[Stored data]
━━━━━━━━━━━━━━━━

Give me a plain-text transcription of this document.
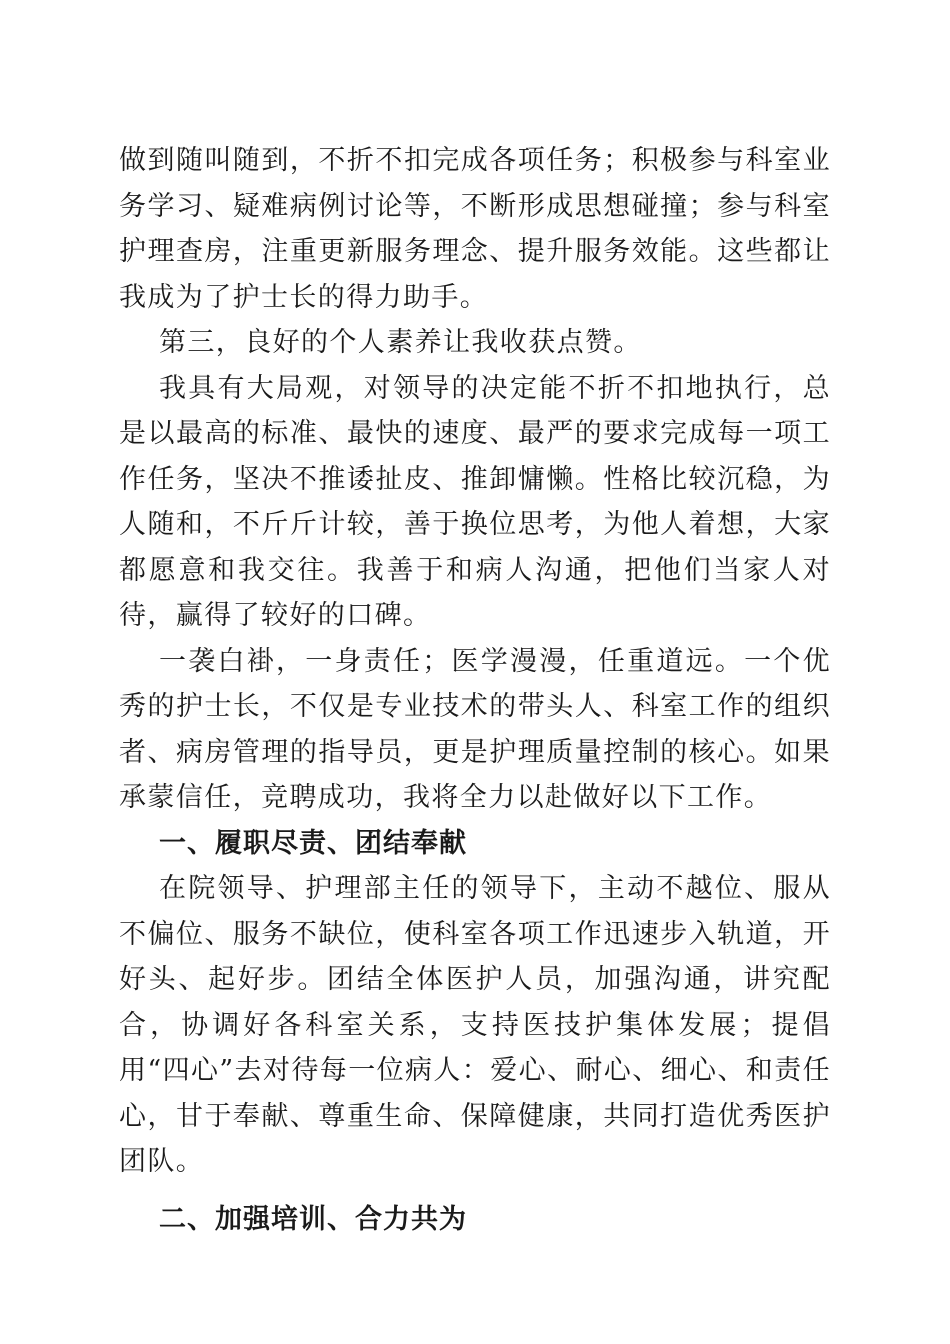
做到随叫随到，不折不扣完成各项任务；积极参与科室业务学习、疑难病例讨论等，不断形成思想碰撞；参与科室护理查房，注重更新服务理念、提升服务效能。这些都让我成为了护士长的得力助手。

第三，良好的个人素养让我收获点赞。

我具有大局观，对领导的决定能不折不扣地执行，总是以最高的标准、最快的速度、最严的要求完成每一项工作任务，坚决不推诿扯皮、推卸慵懒。性格比较沉稳，为人随和，不斤斤计较，善于换位思考，为他人着想，大家都愿意和我交往。我善于和病人沟通，把他们当家人对待，赢得了较好的口碑。

一袭白褂，一身责任；医学漫漫，任重道远。一个优秀的护士长，不仅是专业技术的带头人、科室工作的组织者、病房管理的指导员，更是护理质量控制的核心。如果承蒙信任，竞聘成功，我将全力以赴做好以下工作。

一、履职尽责、团结奉献

在院领导、护理部主任的领导下，主动不越位、服从不偏位、服务不缺位，使科室各项工作迅速步入轨道，开好头、起好步。团结全体医护人员，加强沟通，讲究配合，协调好各科室关系，支持医技护集体发展；提倡用“四心”去对待每一位病人：爱心、耐心、细心、和责任心，甘于奉献、尊重生命、保障健康，共同打造优秀医护团队。

二、加强培训、合力共为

━━━━━━━━━━━━━━━━

[STATED PROBLEM]
Transcribe every entry above exactly. Omit all pictures.

[FULL RESPONSE]
Give me a plain-text transcription of this document.
做到随叫随到，不折不扣完成各项任务；积极参与科室业务学习、疑难病例讨论等，不断形成思想碰撞；参与科室护理查房，注重更新服务理念、提升服务效能。这些都让我成为了护士长的得力助手。

第三，良好的个人素养让我收获点赞。

我具有大局观，对领导的决定能不折不扣地执行，总是以最高的标准、最快的速度、最严的要求完成每一项工作任务，坚决不推诿扯皮、推卸慵懒。性格比较沉稳，为人随和，不斤斤计较，善于换位思考，为他人着想，大家都愿意和我交往。我善于和病人沟通，把他们当家人对待，赢得了较好的口碑。

一袭白褂，一身责任；医学漫漫，任重道远。一个优秀的护士长，不仅是专业技术的带头人、科室工作的组织者、病房管理的指导员，更是护理质量控制的核心。如果承蒙信任，竞聘成功，我将全力以赴做好以下工作。

一、履职尽责、团结奉献

在院领导、护理部主任的领导下，主动不越位、服从不偏位、服务不缺位，使科室各项工作迅速步入轨道，开好头、起好步。团结全体医护人员，加强沟通，讲究配合，协调好各科室关系，支持医技护集体发展；提倡用“四心”去对待每一位病人：爱心、耐心、细心、和责任心，甘于奉献、尊重生命、保障健康，共同打造优秀医护团队。

二、加强培训、合力共为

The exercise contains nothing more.